▶ _Recorded information_
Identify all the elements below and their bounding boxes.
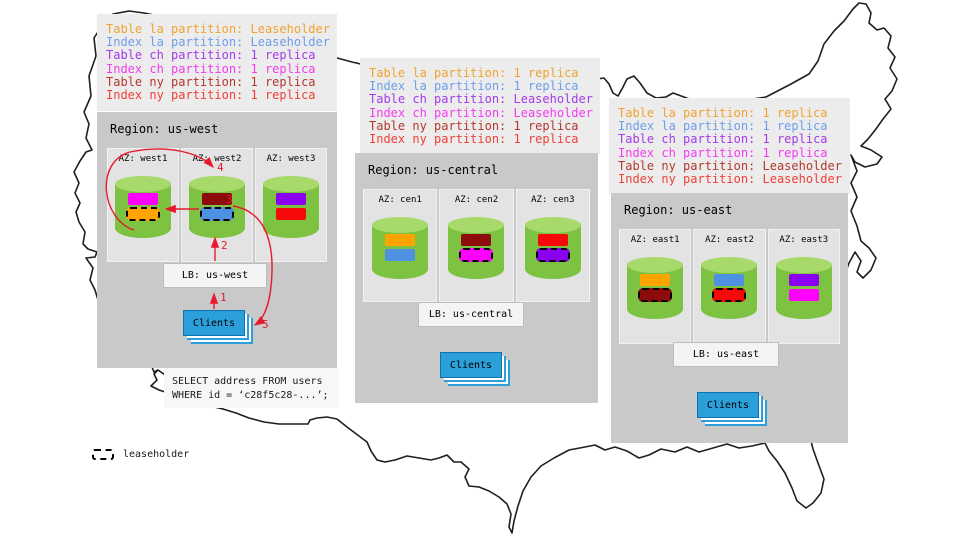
step-number-2: 2: [221, 239, 228, 252]
step-number-1: 1: [220, 291, 227, 304]
database-node-icon: [372, 217, 429, 279]
partition-line: Index ny partition: 1 replica: [369, 132, 579, 147]
replica-bar: [459, 248, 494, 262]
az-label: AZ: east3: [779, 235, 829, 245]
legend: leaseholder: [92, 449, 189, 460]
az-box-cen1: AZ: cen1: [363, 189, 438, 302]
region-title: Region: us-west: [110, 122, 219, 136]
sql-line-2: WHERE id = ‘c28f5c28-...’;: [172, 390, 329, 401]
partition-summary-us-central: Table la partition: 1 replica Index la p…: [360, 58, 600, 154]
partition-line: Index ch partition: Leaseholder: [369, 105, 593, 120]
step-number-5: 5: [262, 318, 269, 331]
load-balancer-us-central: LB: us-central: [418, 302, 524, 327]
replica-bar: [638, 288, 673, 302]
partition-line: Index la partition: 1 replica: [618, 119, 828, 134]
database-node-icon: [627, 257, 684, 319]
sql-query-annotation: SELECT address FROM users WHERE id = ‘c2…: [164, 368, 339, 408]
cylinder-top: [524, 217, 581, 233]
partition-line: Index la partition: Leaseholder: [106, 35, 330, 50]
az-box-cen2: AZ: cen2: [439, 189, 514, 302]
cylinder-top: [115, 176, 171, 192]
replica-bar: [276, 208, 306, 220]
replica-bar: [714, 274, 745, 286]
az-label: AZ: cen1: [378, 195, 422, 205]
load-balancer-us-east: LB: us-east: [673, 342, 779, 367]
az-label: AZ: cen2: [454, 195, 499, 205]
az-box-east3: AZ: east3: [767, 229, 840, 344]
legend-label: leaseholder: [123, 449, 190, 460]
az-label: AZ: east2: [705, 235, 754, 245]
replica-bar: [461, 234, 492, 246]
replica-bar: [126, 207, 160, 221]
partition-line: Index ny partition: 1 replica: [106, 88, 316, 103]
partition-line: Table ch partition: 1 replica: [106, 48, 316, 63]
replica-bar: [788, 289, 819, 301]
az-label: AZ: west3: [266, 154, 316, 164]
replica-bar: [276, 193, 306, 205]
partition-summary-us-west: Table la partition: Leaseholder Index la…: [97, 14, 337, 111]
replica-bar: [640, 274, 671, 286]
az-label: AZ: west1: [118, 154, 168, 164]
replica-bar: [200, 207, 234, 221]
step-number-3: 3: [226, 193, 233, 206]
leaseholder-swatch-icon: [92, 449, 114, 460]
database-node-icon: [115, 176, 171, 238]
us-map-border-path: [73, 2, 898, 534]
database-node-icon: [448, 217, 505, 279]
partition-line: Table ch partition: 1 replica: [618, 132, 828, 147]
az-label: AZ: east1: [630, 235, 680, 245]
az-box-cen3: AZ: cen3: [515, 189, 590, 302]
region-title: Region: us-central: [368, 163, 499, 177]
replica-bar: [788, 274, 819, 286]
replica-bar: [535, 248, 570, 262]
partition-line: Index la partition: 1 replica: [369, 79, 579, 94]
cylinder-top: [701, 257, 758, 273]
az-row-us-central: AZ: cen1 AZ: cen2 AZ: cen3: [363, 189, 590, 302]
az-row-us-east: AZ: east1 AZ: east2 AZ: east3: [619, 229, 840, 344]
clients-box-us-east: Clients: [697, 392, 759, 418]
database-node-icon: [775, 257, 832, 319]
partition-line: Index ch partition: 1 replica: [618, 145, 828, 160]
cylinder-top: [775, 257, 832, 273]
database-node-icon: [189, 176, 245, 238]
cylinder-top: [263, 176, 319, 192]
database-node-icon: [701, 257, 758, 319]
cylinder-top: [448, 217, 505, 233]
database-node-icon: [263, 176, 319, 238]
az-box-east1: AZ: east1: [619, 229, 692, 344]
partition-line: Table la partition: Leaseholder: [106, 22, 330, 36]
replica-bar: [712, 288, 747, 302]
partition-line: Index ch partition: 1 replica: [106, 61, 316, 76]
partition-summary-us-east: Table la partition: 1 replica Index la p…: [609, 98, 850, 194]
replica-bar: [128, 193, 158, 205]
region-title: Region: us-east: [624, 203, 733, 217]
partition-line: Table ch partition: Leaseholder: [369, 92, 593, 107]
clients-box-us-west: Clients: [183, 310, 245, 336]
az-box-east2: AZ: east2: [693, 229, 766, 344]
cylinder-top: [627, 257, 684, 273]
az-box-west3: AZ: west3: [255, 148, 327, 262]
load-balancer-us-west: LB: us-west: [163, 263, 267, 288]
step-number-4: 4: [217, 161, 224, 174]
partition-line: Index ny partition: Leaseholder: [618, 172, 842, 187]
cylinder-top: [189, 176, 245, 192]
partition-line: Table ny partition: 1 replica: [106, 74, 316, 89]
cylinder-top: [372, 217, 429, 233]
partition-line: Table la partition: 1 replica: [618, 106, 828, 120]
replica-bar: [385, 249, 416, 261]
az-label: AZ: cen3: [531, 195, 575, 205]
az-box-west1: AZ: west1: [107, 148, 179, 262]
partition-line: Table ny partition: 1 replica: [369, 118, 579, 133]
partition-line: Table la partition: 1 replica: [369, 66, 579, 80]
replica-bar: [385, 234, 416, 246]
clients-box-us-central: Clients: [440, 352, 502, 378]
partition-line: Table ny partition: Leaseholder: [618, 158, 842, 173]
database-node-icon: [524, 217, 581, 279]
az-label: AZ: west2: [192, 154, 242, 164]
replica-bar: [537, 234, 568, 246]
sql-line-1: SELECT address FROM users: [172, 376, 323, 387]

▶ _To be done_
Write out every line above word for word, but leave out the picture.

▶ _Solution to this task_
Identify all the elements below and their bounding boxes.
step-number-2: 2: [221, 239, 228, 252]
step-number-1: 1: [220, 291, 227, 304]
database-node-icon: [372, 217, 429, 279]
partition-line: Index ny partition: 1 replica: [369, 132, 579, 147]
replica-bar: [459, 248, 494, 262]
az-label: AZ: east3: [779, 235, 829, 245]
legend: leaseholder: [92, 449, 189, 460]
az-box-cen1: AZ: cen1: [363, 189, 438, 302]
region-title: Region: us-west: [110, 122, 219, 136]
sql-line-2: WHERE id = ‘c28f5c28-...’;: [172, 390, 329, 401]
partition-summary-us-central: Table la partition: 1 replica Index la p…: [360, 58, 600, 154]
partition-line: Index ch partition: Leaseholder: [369, 105, 593, 120]
step-number-5: 5: [262, 318, 269, 331]
load-balancer-us-central: LB: us-central: [418, 302, 524, 327]
replica-bar: [638, 288, 673, 302]
partition-line: Index la partition: 1 replica: [618, 119, 828, 134]
database-node-icon: [627, 257, 684, 319]
sql-query-annotation: SELECT address FROM users WHERE id = ‘c2…: [164, 368, 339, 408]
cylinder-top: [524, 217, 581, 233]
partition-line: Index la partition: Leaseholder: [106, 35, 330, 50]
az-box-cen2: AZ: cen2: [439, 189, 514, 302]
cylinder-top: [115, 176, 171, 192]
replica-bar: [276, 208, 306, 220]
replica-bar: [714, 274, 745, 286]
az-label: AZ: cen1: [378, 195, 422, 205]
load-balancer-us-east: LB: us-east: [673, 342, 779, 367]
az-label: AZ: cen2: [454, 195, 499, 205]
az-box-east3: AZ: east3: [767, 229, 840, 344]
legend-label: leaseholder: [123, 449, 190, 460]
az-label: AZ: east2: [705, 235, 754, 245]
replica-bar: [461, 234, 492, 246]
replica-bar: [126, 207, 160, 221]
partition-line: Index ny partition: 1 replica: [106, 88, 316, 103]
partition-line: Table ch partition: 1 replica: [106, 48, 316, 63]
replica-bar: [788, 289, 819, 301]
az-label: AZ: west3: [266, 154, 316, 164]
replica-bar: [276, 193, 306, 205]
partition-summary-us-west: Table la partition: Leaseholder Index la…: [97, 14, 337, 111]
replica-bar: [640, 274, 671, 286]
az-label: AZ: west1: [118, 154, 168, 164]
replica-bar: [200, 207, 234, 221]
step-number-3: 3: [226, 193, 233, 206]
leaseholder-swatch-icon: [92, 449, 114, 460]
database-node-icon: [115, 176, 171, 238]
us-map-border-path: [73, 2, 898, 534]
database-node-icon: [448, 217, 505, 279]
partition-line: Table ch partition: 1 replica: [618, 132, 828, 147]
az-label: AZ: east1: [630, 235, 680, 245]
az-box-cen3: AZ: cen3: [515, 189, 590, 302]
region-title: Region: us-central: [368, 163, 499, 177]
replica-bar: [788, 274, 819, 286]
replica-bar: [535, 248, 570, 262]
partition-line: Index la partition: 1 replica: [369, 79, 579, 94]
cylinder-top: [701, 257, 758, 273]
az-row-us-central: AZ: cen1 AZ: cen2 AZ: cen3: [363, 189, 590, 302]
az-row-us-east: AZ: east1 AZ: east2 AZ: east3: [619, 229, 840, 344]
clients-box-us-east: Clients: [697, 392, 759, 418]
database-node-icon: [775, 257, 832, 319]
partition-line: Index ch partition: 1 replica: [618, 145, 828, 160]
cylinder-top: [775, 257, 832, 273]
database-node-icon: [189, 176, 245, 238]
cylinder-top: [263, 176, 319, 192]
database-node-icon: [701, 257, 758, 319]
cylinder-top: [448, 217, 505, 233]
database-node-icon: [263, 176, 319, 238]
az-box-east1: AZ: east1: [619, 229, 692, 344]
partition-line: Table la partition: Leaseholder: [106, 22, 330, 36]
replica-bar: [712, 288, 747, 302]
partition-line: Index ch partition: 1 replica: [106, 61, 316, 76]
partition-summary-us-east: Table la partition: 1 replica Index la p…: [609, 98, 850, 194]
replica-bar: [128, 193, 158, 205]
region-title: Region: us-east: [624, 203, 733, 217]
partition-line: Table ch partition: Leaseholder: [369, 92, 593, 107]
clients-box-us-west: Clients: [183, 310, 245, 336]
az-box-east2: AZ: east2: [693, 229, 766, 344]
cylinder-top: [627, 257, 684, 273]
az-box-west3: AZ: west3: [255, 148, 327, 262]
load-balancer-us-west: LB: us-west: [163, 263, 267, 288]
step-number-4: 4: [217, 161, 224, 174]
partition-line: Index ny partition: Leaseholder: [618, 172, 842, 187]
cylinder-top: [189, 176, 245, 192]
partition-line: Table ny partition: 1 replica: [106, 74, 316, 89]
cylinder-top: [372, 217, 429, 233]
partition-line: Table la partition: 1 replica: [618, 106, 828, 120]
replica-bar: [385, 249, 416, 261]
az-label: AZ: cen3: [531, 195, 575, 205]
az-box-west1: AZ: west1: [107, 148, 179, 262]
partition-line: Table ny partition: 1 replica: [369, 118, 579, 133]
partition-line: Table la partition: 1 replica: [369, 66, 579, 80]
replica-bar: [385, 234, 416, 246]
clients-box-us-central: Clients: [440, 352, 502, 378]
partition-line: Table ny partition: Leaseholder: [618, 158, 842, 173]
database-node-icon: [524, 217, 581, 279]
az-label: AZ: west2: [192, 154, 242, 164]
replica-bar: [537, 234, 568, 246]
sql-line-1: SELECT address FROM users: [172, 376, 323, 387]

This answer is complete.